# Your goal:
Output the material beneath this task exactly, images excluded.

# Records contained in a dataset:
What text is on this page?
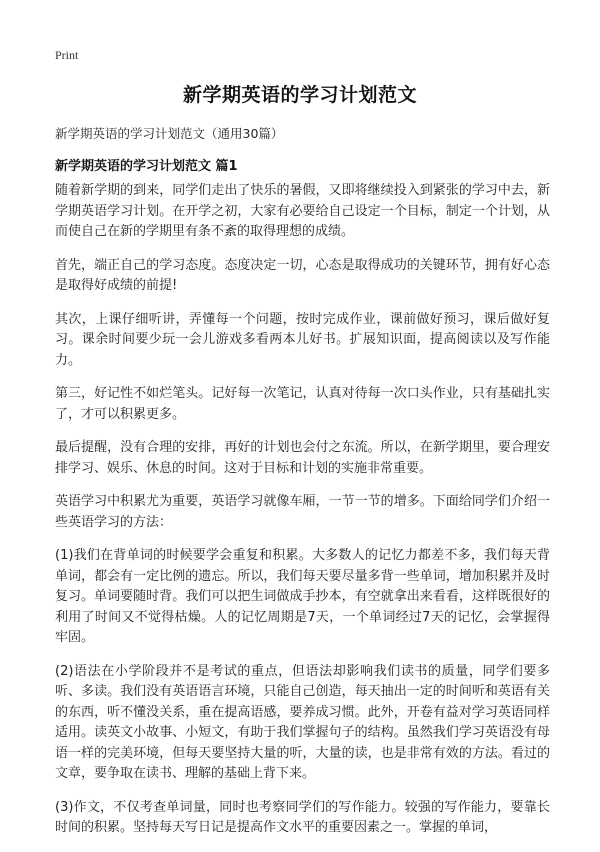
Print
新学期英语的学习计划范文
新学期英语的学习计划范文（通用30篇）
新学期英语的学习计划范文 篇1

随着新学期的到来，同学们走出了快乐的暑假，又即将继续投入到紧张的学习中去，新学期英语学习计划。在开学之初，大家有必要给自己设定一个目标，制定一个计划，从而使自己在新的学期里有条不紊的取得理想的成绩。

首先，端正自己的学习态度。态度决定一切，心态是取得成功的关键环节，拥有好心态是取得好成绩的前提!

其次，上课仔细听讲，弄懂每一个问题，按时完成作业，课前做好预习，课后做好复习。课余时间要少玩一会儿游戏多看两本儿好书。扩展知识面，提高阅读以及写作能力。

第三，好记性不如烂笔头。记好每一次笔记，认真对待每一次口头作业，只有基础扎实了，才可以积累更多。

最后提醒，没有合理的安排，再好的计划也会付之东流。所以，在新学期里，要合理安排学习、娱乐、休息的时间。这对于目标和计划的实施非常重要。

英语学习中积累尤为重要，英语学习就像车厢，一节一节的增多。下面给同学们介绍一些英语学习的方法：

(1)我们在背单词的时候要学会重复和积累。大多数人的记忆力都差不多，我们每天背单词，都会有一定比例的遗忘。所以，我们每天要尽量多背一些单词，增加积累并及时复习。单词要随时背。我们可以把生词做成手抄本，有空就拿出来看看，这样既很好的利用了时间又不觉得枯燥。人的记忆周期是7天，一个单词经过7天的记忆，会掌握得牢固。

(2)语法在小学阶段并不是考试的重点，但语法却影响我们读书的质量，同学们要多听、多读。我们没有英语语言环境，只能自己创造，每天抽出一定的时间听和英语有关的东西，听不懂没关系，重在提高语感，要养成习惯。此外，开卷有益对学习英语同样适用。读英文小故事、小短文，有助于我们掌握句子的结构。虽然我们学习英语没有母语一样的完美环境，但每天要坚持大量的听，大量的读，也是非常有效的方法。看过的文章，要争取在读书、理解的基础上背下来。

(3)作文，不仅考查单词量，同时也考察同学们的写作能力。较强的写作能力，要靠长时间的积累。坚持每天写日记是提高作文水平的重要因素之一。掌握的单词，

# Expected answer:
What text is on this page?
Print
新学期英语的学习计划范文
新学期英语的学习计划范文（通用30篇）
新学期英语的学习计划范文 篇1

随着新学期的到来，同学们走出了快乐的暑假，又即将继续投入到紧张的学习中去，新学期英语学习计划。在开学之初，大家有必要给自己设定一个目标，制定一个计划，从而使自己在新的学期里有条不紊的取得理想的成绩。

首先，端正自己的学习态度。态度决定一切，心态是取得成功的关键环节，拥有好心态是取得好成绩的前提!

其次，上课仔细听讲，弄懂每一个问题，按时完成作业，课前做好预习，课后做好复习。课余时间要少玩一会儿游戏多看两本儿好书。扩展知识面，提高阅读以及写作能力。

第三，好记性不如烂笔头。记好每一次笔记，认真对待每一次口头作业，只有基础扎实了，才可以积累更多。

最后提醒，没有合理的安排，再好的计划也会付之东流。所以，在新学期里，要合理安排学习、娱乐、休息的时间。这对于目标和计划的实施非常重要。

英语学习中积累尤为重要，英语学习就像车厢，一节一节的增多。下面给同学们介绍一些英语学习的方法：

(1)我们在背单词的时候要学会重复和积累。大多数人的记忆力都差不多，我们每天背单词，都会有一定比例的遗忘。所以，我们每天要尽量多背一些单词，增加积累并及时复习。单词要随时背。我们可以把生词做成手抄本，有空就拿出来看看，这样既很好的利用了时间又不觉得枯燥。人的记忆周期是7天，一个单词经过7天的记忆，会掌握得牢固。

(2)语法在小学阶段并不是考试的重点，但语法却影响我们读书的质量，同学们要多听、多读。我们没有英语语言环境，只能自己创造，每天抽出一定的时间听和英语有关的东西，听不懂没关系，重在提高语感，要养成习惯。此外，开卷有益对学习英语同样适用。读英文小故事、小短文，有助于我们掌握句子的结构。虽然我们学习英语没有母语一样的完美环境，但每天要坚持大量的听，大量的读，也是非常有效的方法。看过的文章，要争取在读书、理解的基础上背下来。

(3)作文，不仅考查单词量，同时也考察同学们的写作能力。较强的写作能力，要靠长时间的积累。坚持每天写日记是提高作文水平的重要因素之一。掌握的单词，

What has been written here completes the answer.